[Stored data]
☆ ☆ ☆ ☆
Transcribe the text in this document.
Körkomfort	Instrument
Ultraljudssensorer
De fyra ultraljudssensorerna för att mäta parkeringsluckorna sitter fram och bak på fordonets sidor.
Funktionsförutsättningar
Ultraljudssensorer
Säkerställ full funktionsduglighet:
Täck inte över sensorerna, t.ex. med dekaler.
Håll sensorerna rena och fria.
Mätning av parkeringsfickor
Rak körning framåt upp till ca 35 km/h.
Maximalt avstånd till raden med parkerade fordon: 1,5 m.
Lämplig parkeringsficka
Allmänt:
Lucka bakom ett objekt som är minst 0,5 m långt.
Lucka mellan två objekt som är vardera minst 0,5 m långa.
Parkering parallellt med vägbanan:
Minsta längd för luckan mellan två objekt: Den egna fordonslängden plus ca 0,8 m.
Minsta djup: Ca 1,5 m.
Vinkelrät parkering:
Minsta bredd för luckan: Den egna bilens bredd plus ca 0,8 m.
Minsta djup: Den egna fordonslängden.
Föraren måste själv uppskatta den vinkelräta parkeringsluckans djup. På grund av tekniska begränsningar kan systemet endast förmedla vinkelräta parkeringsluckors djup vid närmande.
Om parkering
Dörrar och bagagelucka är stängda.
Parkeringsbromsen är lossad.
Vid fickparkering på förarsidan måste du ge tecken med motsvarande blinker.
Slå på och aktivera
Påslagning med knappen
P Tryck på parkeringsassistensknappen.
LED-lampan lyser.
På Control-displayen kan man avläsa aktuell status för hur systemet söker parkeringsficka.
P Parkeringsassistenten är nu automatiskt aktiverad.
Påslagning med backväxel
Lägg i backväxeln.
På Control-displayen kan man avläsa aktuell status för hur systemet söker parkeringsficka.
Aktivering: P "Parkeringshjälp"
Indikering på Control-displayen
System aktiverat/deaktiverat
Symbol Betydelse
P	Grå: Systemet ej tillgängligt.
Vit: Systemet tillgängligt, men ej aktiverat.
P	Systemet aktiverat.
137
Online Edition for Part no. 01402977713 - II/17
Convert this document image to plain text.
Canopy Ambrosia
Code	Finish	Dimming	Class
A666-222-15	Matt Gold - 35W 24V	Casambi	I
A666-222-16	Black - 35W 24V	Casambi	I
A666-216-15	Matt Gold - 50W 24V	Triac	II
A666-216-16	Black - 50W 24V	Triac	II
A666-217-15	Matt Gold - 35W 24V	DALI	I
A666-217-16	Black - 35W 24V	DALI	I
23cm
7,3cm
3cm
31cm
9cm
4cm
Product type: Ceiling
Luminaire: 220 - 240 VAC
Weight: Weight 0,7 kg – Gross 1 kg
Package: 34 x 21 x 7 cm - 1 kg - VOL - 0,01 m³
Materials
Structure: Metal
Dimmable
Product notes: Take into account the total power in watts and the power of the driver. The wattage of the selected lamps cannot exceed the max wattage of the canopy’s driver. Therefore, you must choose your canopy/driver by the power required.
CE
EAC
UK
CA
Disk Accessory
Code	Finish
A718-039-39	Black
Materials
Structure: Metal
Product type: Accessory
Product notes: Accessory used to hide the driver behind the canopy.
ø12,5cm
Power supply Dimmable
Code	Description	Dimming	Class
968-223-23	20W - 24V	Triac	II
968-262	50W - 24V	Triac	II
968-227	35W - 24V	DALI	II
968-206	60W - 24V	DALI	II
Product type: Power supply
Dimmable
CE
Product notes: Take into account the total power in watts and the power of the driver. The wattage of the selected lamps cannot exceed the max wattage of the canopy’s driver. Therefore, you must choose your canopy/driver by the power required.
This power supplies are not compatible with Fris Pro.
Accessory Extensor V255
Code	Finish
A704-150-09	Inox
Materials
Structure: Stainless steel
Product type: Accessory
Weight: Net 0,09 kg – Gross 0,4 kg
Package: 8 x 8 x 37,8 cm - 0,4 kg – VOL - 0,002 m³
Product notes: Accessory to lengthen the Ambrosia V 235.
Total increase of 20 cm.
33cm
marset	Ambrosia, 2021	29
☆ ☆ ☆ ☆
WHAT THE EXERCISE ASKS
From the entries above, copy every line that holds the word "egna".

COMPLETED TASK
Minsta längd för luckan mellan två objekt: Den egna fordonslängden plus ca 0,8 m.
Minsta bredd för luckan: Den egna bilens bredd plus ca 0,8 m.
Minsta djup: Den egna fordonslängden.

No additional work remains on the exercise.